[EXPLORE THE MATERIAL]
a) Answer these questions from the excerpt on classroom observation:
(i) According to the excerpt, scoring standardized tests can be part of what?
(ii) What does the excerpt name as the partner of observation?
(iii) As children watch you observe and record, what will they learn?
b) Give a continuation of the excerpt on classroom observation, starting after its last sentence.

In response, I always encourage teachers to think of how much all kinds of different tasks can incorporate observation and how much you can plan tasks to promote observation. A needy child will often benefit from you sitting a few feet away for a stretch, watching her and the rest of the room (and she might also integrate well if you bring her to group activities which you can then observe). Scoring standardized tests can be part of larger observation goals. You can involve children in preparing and serving snack and observe their development.

In short, observation isn’t a separate teaching act or task that you need to find time to do. Observation (and it’s partner, reflection) needs to be woven into your active teaching. An expert teacher does clear the deck and sit on the sidelines sometimes. But slowing down and taking in is also a core disposition that can be part of active, busy times as well as quiet, watching times.

Be systematic and model systematic observation habits – Observing offers many program benefits in terms of assessing children and curriculum. But it also models a systematic approach to observation and information gathering. As children watch you observe and record, so they will learn to observe and record.

Dataset items
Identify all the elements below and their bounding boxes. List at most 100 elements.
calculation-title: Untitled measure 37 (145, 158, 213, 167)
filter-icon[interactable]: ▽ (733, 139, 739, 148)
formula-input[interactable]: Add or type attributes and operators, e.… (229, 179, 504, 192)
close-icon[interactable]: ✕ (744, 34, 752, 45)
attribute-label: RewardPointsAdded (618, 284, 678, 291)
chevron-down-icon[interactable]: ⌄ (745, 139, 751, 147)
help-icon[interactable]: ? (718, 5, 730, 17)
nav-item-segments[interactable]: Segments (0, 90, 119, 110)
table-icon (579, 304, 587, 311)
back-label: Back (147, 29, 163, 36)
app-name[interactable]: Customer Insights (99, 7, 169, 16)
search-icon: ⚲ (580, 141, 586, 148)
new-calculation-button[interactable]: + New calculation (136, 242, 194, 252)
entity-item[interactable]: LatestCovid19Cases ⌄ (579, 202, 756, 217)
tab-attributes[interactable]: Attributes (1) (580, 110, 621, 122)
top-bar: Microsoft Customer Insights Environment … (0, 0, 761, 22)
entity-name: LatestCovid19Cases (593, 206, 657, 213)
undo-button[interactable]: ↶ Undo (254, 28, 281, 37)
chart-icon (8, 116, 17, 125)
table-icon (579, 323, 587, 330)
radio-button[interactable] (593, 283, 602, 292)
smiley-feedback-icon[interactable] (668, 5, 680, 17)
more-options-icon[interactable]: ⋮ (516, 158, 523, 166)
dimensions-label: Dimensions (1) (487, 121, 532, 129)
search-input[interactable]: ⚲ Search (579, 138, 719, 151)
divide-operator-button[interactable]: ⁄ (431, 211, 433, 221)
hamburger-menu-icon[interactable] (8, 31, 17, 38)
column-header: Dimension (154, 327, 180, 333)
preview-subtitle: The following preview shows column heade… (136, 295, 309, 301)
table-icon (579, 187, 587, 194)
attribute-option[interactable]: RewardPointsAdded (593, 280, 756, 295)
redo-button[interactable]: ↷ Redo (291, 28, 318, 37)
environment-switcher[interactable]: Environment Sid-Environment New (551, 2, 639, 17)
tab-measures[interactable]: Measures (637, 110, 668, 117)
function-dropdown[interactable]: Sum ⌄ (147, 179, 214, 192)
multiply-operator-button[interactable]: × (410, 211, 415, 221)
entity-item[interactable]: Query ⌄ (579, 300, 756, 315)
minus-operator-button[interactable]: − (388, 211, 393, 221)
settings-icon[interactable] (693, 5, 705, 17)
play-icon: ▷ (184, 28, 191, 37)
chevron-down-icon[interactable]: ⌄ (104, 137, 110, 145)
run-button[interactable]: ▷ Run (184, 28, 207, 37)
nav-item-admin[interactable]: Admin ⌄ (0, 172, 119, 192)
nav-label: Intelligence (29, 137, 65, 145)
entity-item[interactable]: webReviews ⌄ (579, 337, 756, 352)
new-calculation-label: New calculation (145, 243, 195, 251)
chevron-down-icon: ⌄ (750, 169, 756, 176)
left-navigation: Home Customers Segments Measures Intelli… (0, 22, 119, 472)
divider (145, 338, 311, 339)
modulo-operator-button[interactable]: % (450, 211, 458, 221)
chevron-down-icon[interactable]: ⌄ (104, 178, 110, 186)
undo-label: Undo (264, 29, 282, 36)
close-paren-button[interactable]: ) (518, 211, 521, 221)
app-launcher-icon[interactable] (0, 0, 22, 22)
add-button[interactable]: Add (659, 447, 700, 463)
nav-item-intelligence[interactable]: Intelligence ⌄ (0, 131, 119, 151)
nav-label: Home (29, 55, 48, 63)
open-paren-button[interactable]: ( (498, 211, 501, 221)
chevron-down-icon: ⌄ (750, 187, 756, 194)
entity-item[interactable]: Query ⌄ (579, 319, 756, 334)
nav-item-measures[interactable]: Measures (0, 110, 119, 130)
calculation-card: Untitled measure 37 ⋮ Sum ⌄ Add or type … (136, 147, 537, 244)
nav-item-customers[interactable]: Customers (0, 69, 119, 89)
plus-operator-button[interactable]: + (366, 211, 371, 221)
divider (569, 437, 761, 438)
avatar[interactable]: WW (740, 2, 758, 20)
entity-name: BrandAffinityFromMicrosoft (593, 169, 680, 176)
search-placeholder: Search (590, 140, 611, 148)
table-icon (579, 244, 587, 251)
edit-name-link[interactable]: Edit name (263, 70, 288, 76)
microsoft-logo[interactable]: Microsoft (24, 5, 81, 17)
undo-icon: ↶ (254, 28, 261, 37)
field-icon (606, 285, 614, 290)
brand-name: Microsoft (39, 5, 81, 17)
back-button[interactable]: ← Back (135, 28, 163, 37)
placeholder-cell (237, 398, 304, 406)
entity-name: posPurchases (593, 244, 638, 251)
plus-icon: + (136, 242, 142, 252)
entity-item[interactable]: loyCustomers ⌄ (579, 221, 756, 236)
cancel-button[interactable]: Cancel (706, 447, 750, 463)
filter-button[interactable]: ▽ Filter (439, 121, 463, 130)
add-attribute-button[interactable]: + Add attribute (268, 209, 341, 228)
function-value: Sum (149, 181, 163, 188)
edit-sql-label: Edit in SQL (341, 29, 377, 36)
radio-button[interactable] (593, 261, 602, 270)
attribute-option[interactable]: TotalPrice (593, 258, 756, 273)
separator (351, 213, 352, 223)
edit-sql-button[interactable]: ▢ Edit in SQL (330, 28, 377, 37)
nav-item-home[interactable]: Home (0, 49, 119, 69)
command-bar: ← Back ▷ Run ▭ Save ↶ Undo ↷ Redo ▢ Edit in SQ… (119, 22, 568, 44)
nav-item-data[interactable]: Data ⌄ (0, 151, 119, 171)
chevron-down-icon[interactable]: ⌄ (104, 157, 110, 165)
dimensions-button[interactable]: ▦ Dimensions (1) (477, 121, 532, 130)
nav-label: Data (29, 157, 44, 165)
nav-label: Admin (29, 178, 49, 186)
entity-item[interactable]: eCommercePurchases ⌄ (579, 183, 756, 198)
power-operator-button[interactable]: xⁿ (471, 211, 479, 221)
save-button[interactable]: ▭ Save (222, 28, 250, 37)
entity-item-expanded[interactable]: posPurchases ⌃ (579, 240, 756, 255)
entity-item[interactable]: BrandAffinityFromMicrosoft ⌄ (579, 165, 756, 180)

[RESULTS FOR THE EXERCISE]
a)
(i) Larger observation goals.
(ii) Reflection.
(iii) To observe and record.

b)
Systematic recording and data capture can be easily incorporated into observation – clipboards, notebooks, and cameras are spontaneous and easy to use. Far from detracting from children’s exploration, their observation, questioning and imitating of your observation and documentation process will model systematic observation and documentation on their part and promote fine motor skills, visual motors skills, math and letter learning, literacy, and math and science inquiry.

Delegate – When I feel like I don’t have time to do everything, I run through a simple list of questions: What can I cut out? What can I simplify? What can I integrate? What can I delegate? This last one is particularly important to team teaching.

In order to find time to just observe, you must let other adults around you do more. You have to trust them and communicate and collaborate. This is good team management: co-teachers will do a better job for longer if they have meaningful roles and opportunities to take the lead. But it’s also good teaching.

Children learn through relationships, and not just our relationships with them. They learn more than we are often aware from the ways in which adults around them interact and collaborate. Observation habits don’t just show children a model of observation and reflection – they show us the model of interdependent partnership we want them to learn. The balance of each teacher’s leadership and flexibility is a crucial aspect of the curriculum. Making sure you rely on others so you can observe and reflect will ensure higher quality learning in your classroom.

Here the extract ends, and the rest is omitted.